| Aim of the exercise |
Here are some entries; quote each one exactly.

Entries taken from a collection
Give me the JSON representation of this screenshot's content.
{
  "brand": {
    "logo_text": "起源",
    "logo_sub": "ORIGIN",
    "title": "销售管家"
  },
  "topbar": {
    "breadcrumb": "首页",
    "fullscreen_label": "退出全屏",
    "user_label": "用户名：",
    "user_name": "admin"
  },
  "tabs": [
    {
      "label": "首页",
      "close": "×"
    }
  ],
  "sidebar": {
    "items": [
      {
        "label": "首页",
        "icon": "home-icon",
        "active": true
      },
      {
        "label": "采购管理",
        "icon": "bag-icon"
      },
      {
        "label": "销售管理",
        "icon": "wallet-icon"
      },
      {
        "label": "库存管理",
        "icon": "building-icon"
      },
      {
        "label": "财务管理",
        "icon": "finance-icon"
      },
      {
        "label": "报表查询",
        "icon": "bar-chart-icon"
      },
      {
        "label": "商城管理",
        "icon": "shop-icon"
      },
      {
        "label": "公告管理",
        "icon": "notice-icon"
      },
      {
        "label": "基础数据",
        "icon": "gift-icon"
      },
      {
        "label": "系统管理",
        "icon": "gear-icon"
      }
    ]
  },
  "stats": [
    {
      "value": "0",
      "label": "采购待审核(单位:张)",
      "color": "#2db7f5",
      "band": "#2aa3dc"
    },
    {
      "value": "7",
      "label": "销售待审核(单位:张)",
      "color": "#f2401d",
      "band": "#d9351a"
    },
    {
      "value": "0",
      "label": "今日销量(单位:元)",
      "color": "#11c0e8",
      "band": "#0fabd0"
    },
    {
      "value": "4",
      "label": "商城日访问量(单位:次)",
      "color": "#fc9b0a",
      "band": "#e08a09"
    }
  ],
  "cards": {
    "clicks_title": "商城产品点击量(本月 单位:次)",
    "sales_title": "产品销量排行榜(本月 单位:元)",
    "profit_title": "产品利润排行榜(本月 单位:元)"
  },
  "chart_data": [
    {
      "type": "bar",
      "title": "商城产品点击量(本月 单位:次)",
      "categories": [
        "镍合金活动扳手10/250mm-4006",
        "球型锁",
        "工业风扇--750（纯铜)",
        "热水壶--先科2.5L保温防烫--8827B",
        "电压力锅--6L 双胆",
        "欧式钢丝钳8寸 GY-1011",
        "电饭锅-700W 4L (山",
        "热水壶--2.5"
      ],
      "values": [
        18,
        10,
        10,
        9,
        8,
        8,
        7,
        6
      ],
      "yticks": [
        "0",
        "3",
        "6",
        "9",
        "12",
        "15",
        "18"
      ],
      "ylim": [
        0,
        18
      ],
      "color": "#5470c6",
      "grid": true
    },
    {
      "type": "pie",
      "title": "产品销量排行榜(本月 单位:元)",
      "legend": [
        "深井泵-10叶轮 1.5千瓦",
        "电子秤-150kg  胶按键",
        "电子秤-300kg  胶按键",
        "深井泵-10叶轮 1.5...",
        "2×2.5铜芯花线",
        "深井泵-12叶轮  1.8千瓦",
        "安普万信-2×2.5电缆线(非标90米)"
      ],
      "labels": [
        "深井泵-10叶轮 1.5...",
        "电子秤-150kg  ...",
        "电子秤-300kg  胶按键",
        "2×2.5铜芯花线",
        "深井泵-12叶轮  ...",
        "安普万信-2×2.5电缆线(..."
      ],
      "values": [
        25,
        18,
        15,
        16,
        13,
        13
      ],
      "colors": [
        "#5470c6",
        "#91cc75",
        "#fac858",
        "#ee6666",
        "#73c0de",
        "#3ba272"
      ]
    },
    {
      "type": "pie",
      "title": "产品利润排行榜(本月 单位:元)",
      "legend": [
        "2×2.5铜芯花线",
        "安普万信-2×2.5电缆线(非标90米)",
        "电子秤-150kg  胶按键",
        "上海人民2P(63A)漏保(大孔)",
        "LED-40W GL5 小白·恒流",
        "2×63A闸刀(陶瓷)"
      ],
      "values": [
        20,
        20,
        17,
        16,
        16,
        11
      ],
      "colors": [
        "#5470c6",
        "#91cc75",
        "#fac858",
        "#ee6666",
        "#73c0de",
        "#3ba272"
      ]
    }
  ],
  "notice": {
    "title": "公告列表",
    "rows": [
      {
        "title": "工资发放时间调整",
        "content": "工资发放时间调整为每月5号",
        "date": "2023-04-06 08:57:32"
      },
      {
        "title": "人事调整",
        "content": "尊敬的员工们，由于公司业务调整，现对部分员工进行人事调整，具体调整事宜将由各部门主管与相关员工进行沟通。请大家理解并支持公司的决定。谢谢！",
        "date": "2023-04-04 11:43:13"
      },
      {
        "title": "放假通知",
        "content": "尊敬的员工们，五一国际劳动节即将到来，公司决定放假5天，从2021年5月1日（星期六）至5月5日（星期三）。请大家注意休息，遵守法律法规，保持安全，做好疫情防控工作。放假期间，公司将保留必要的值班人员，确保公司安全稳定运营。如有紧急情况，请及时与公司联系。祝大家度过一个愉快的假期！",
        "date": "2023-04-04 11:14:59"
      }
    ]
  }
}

| Output of the task |
Give me the JSON representation of this screenshot's content.
{
  "brand": {
    "logo_text": "起源",
    "logo_sub": "ORIGIN",
    "title": "销售管家"
  },
  "topbar": {
    "breadcrumb": "首页",
    "fullscreen_label": "退出全屏",
    "user_label": "用户名：",
    "user_name": "admin"
  },
  "tabs": [
    {
      "label": "首页",
      "close": "×"
    }
  ],
  "sidebar": {
    "items": [
      {
        "label": "首页",
        "icon": "home-icon",
        "active": true
      },
      {
        "label": "采购管理",
        "icon": "bag-icon"
      },
      {
        "label": "销售管理",
        "icon": "wallet-icon"
      },
      {
        "label": "库存管理",
        "icon": "building-icon"
      },
      {
        "label": "财务管理",
        "icon": "finance-icon"
      },
      {
        "label": "报表查询",
        "icon": "bar-chart-icon"
      },
      {
        "label": "商城管理",
        "icon": "shop-icon"
      },
      {
        "label": "公告管理",
        "icon": "notice-icon"
      },
      {
        "label": "基础数据",
        "icon": "gift-icon"
      },
      {
        "label": "系统管理",
        "icon": "gear-icon"
      }
    ]
  },
  "stats": [
    {
      "value": "0",
      "label": "采购待审核(单位:张)",
      "color": "#2db7f5",
      "band": "#2aa3dc"
    },
    {
      "value": "7",
      "label": "销售待审核(单位:张)",
      "color": "#f2401d",
      "band": "#d9351a"
    },
    {
      "value": "0",
      "label": "今日销量(单位:元)",
      "color": "#11c0e8",
      "band": "#0fabd0"
    },
    {
      "value": "4",
      "label": "商城日访问量(单位:次)",
      "color": "#fc9b0a",
      "band": "#e08a09"
    }
  ],
  "cards": {
    "clicks_title": "商城产品点击量(本月 单位:次)",
    "sales_title": "产品销量排行榜(本月 单位:元)",
    "profit_title": "产品利润排行榜(本月 单位:元)"
  },
  "chart_data": [
    {
      "type": "bar",
      "title": "商城产品点击量(本月 单位:次)",
      "categories": [
        "镍合金活动扳手10/250mm-4006",
        "球型锁",
        "工业风扇--750（纯铜)",
        "热水壶--先科2.5L保温防烫--8827B",
        "电压力锅--6L 双胆",
        "欧式钢丝钳8寸 GY-1011",
        "电饭锅-700W 4L (山",
        "热水壶--2.5"
      ],
      "values": [
        18,
        10,
        10,
        9,
        8,
        8,
        7,
        6
      ],
      "yticks": [
        "0",
        "3",
        "6",
        "9",
        "12",
        "15",
        "18"
      ],
      "ylim": [
        0,
        18
      ],
      "color": "#5470c6",
      "grid": true
    },
    {
      "type": "pie",
      "title": "产品销量排行榜(本月 单位:元)",
      "legend": [
        "深井泵-10叶轮 1.5千瓦",
        "电子秤-150kg  胶按键",
        "电子秤-300kg  胶按键",
        "深井泵-10叶轮 1.5...",
        "2×2.5铜芯花线",
        "深井泵-12叶轮  1.8千瓦",
        "安普万信-2×2.5电缆线(非标90米)"
      ],
      "labels": [
        "深井泵-10叶轮 1.5...",
        "电子秤-150kg  ...",
        "电子秤-300kg  胶按键",
        "2×2.5铜芯花线",
        "深井泵-12叶轮  ...",
        "安普万信-2×2.5电缆线(..."
      ],
      "values": [
        25,
        18,
        15,
        16,
        13,
        13
      ],
      "colors": [
        "#5470c6",
        "#91cc75",
        "#fac858",
        "#ee6666",
        "#73c0de",
        "#3ba272"
      ]
    },
    {
      "type": "pie",
      "title": "产品利润排行榜(本月 单位:元)",
      "legend": [
        "2×2.5铜芯花线",
        "安普万信-2×2.5电缆线(非标90米)",
        "电子秤-150kg  胶按键",
        "上海人民2P(63A)漏保(大孔)",
        "LED-40W GL5 小白·恒流",
        "2×63A闸刀(陶瓷)"
      ],
      "values": [
        20,
        20,
        17,
        16,
        16,
        11
      ],
      "colors": [
        "#5470c6",
        "#91cc75",
        "#fac858",
        "#ee6666",
        "#73c0de",
        "#3ba272"
      ]
    }
  ],
  "notice": {
    "title": "公告列表",
    "rows": [
      {
        "title": "工资发放时间调整",
        "content": "工资发放时间调整为每月5号",
        "date": "2023-04-06 08:57:32"
      },
      {
        "title": "人事调整",
        "content": "尊敬的员工们，由于公司业务调整，现对部分员工进行人事调整，具体调整事宜将由各部门主管与相关员工进行沟通。请大家理解并支持公司的决定。谢谢！",
        "date": "2023-04-04 11:43:13"
      },
      {
        "title": "放假通知",
        "content": "尊敬的员工们，五一国际劳动节即将到来，公司决定放假5天，从2021年5月1日（星期六）至5月5日（星期三）。请大家注意休息，遵守法律法规，保持安全，做好疫情防控工作。放假期间，公司将保留必要的值班人员，确保公司安全稳定运营。如有紧急情况，请及时与公司联系。祝大家度过一个愉快的假期！",
        "date": "2023-04-04 11:14:59"
      }
    ]
  }
}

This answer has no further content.